## BRIEF
Repeat each record below exactly as given.

## STORED ROWS
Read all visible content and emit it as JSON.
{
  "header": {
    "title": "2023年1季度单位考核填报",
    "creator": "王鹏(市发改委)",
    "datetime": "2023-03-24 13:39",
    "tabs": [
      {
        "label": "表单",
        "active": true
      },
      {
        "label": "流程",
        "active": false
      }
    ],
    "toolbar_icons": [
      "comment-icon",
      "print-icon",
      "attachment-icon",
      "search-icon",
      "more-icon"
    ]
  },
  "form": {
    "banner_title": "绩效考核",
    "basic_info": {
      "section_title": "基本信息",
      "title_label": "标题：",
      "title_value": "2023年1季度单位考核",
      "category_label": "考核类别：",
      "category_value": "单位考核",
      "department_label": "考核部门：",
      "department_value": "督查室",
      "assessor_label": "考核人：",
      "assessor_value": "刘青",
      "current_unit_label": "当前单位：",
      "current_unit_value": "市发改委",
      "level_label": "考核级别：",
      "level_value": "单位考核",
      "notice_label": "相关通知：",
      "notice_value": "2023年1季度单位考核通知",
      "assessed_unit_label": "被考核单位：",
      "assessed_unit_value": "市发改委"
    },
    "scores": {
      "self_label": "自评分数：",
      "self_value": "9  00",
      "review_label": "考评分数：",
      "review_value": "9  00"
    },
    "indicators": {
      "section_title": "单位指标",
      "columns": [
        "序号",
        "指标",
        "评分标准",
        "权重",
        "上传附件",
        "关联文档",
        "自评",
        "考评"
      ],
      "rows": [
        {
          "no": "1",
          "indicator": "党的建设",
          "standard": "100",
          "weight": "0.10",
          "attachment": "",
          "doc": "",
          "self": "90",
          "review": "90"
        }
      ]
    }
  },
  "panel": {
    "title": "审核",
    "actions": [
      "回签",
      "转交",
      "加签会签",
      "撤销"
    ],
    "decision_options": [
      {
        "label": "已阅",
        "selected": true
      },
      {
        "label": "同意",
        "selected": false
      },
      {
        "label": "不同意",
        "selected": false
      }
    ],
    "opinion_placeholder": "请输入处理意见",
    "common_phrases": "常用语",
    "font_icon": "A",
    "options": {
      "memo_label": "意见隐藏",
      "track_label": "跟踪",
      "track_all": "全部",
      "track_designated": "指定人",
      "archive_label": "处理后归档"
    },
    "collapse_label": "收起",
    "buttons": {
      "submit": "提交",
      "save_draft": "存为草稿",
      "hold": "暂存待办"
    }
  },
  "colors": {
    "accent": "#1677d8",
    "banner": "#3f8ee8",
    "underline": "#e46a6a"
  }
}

## REPLY TO THE TASK
Read all visible content and emit it as JSON.
{
  "header": {
    "title": "2023年1季度单位考核填报",
    "creator": "王鹏(市发改委)",
    "datetime": "2023-03-24 13:39",
    "tabs": [
      {
        "label": "表单",
        "active": true
      },
      {
        "label": "流程",
        "active": false
      }
    ],
    "toolbar_icons": [
      "comment-icon",
      "print-icon",
      "attachment-icon",
      "search-icon",
      "more-icon"
    ]
  },
  "form": {
    "banner_title": "绩效考核",
    "basic_info": {
      "section_title": "基本信息",
      "title_label": "标题：",
      "title_value": "2023年1季度单位考核",
      "category_label": "考核类别：",
      "category_value": "单位考核",
      "department_label": "考核部门：",
      "department_value": "督查室",
      "assessor_label": "考核人：",
      "assessor_value": "刘青",
      "current_unit_label": "当前单位：",
      "current_unit_value": "市发改委",
      "level_label": "考核级别：",
      "level_value": "单位考核",
      "notice_label": "相关通知：",
      "notice_value": "2023年1季度单位考核通知",
      "assessed_unit_label": "被考核单位：",
      "assessed_unit_value": "市发改委"
    },
    "scores": {
      "self_label": "自评分数：",
      "self_value": "9  00",
      "review_label": "考评分数：",
      "review_value": "9  00"
    },
    "indicators": {
      "section_title": "单位指标",
      "columns": [
        "序号",
        "指标",
        "评分标准",
        "权重",
        "上传附件",
        "关联文档",
        "自评",
        "考评"
      ],
      "rows": [
        {
          "no": "1",
          "indicator": "党的建设",
          "standard": "100",
          "weight": "0.10",
          "attachment": "",
          "doc": "",
          "self": "90",
          "review": "90"
        }
      ]
    }
  },
  "panel": {
    "title": "审核",
    "actions": [
      "回签",
      "转交",
      "加签会签",
      "撤销"
    ],
    "decision_options": [
      {
        "label": "已阅",
        "selected": true
      },
      {
        "label": "同意",
        "selected": false
      },
      {
        "label": "不同意",
        "selected": false
      }
    ],
    "opinion_placeholder": "请输入处理意见",
    "common_phrases": "常用语",
    "font_icon": "A",
    "options": {
      "memo_label": "意见隐藏",
      "track_label": "跟踪",
      "track_all": "全部",
      "track_designated": "指定人",
      "archive_label": "处理后归档"
    },
    "collapse_label": "收起",
    "buttons": {
      "submit": "提交",
      "save_draft": "存为草稿",
      "hold": "暂存待办"
    }
  },
  "colors": {
    "accent": "#1677d8",
    "banner": "#3f8ee8",
    "underline": "#e46a6a"
  }
}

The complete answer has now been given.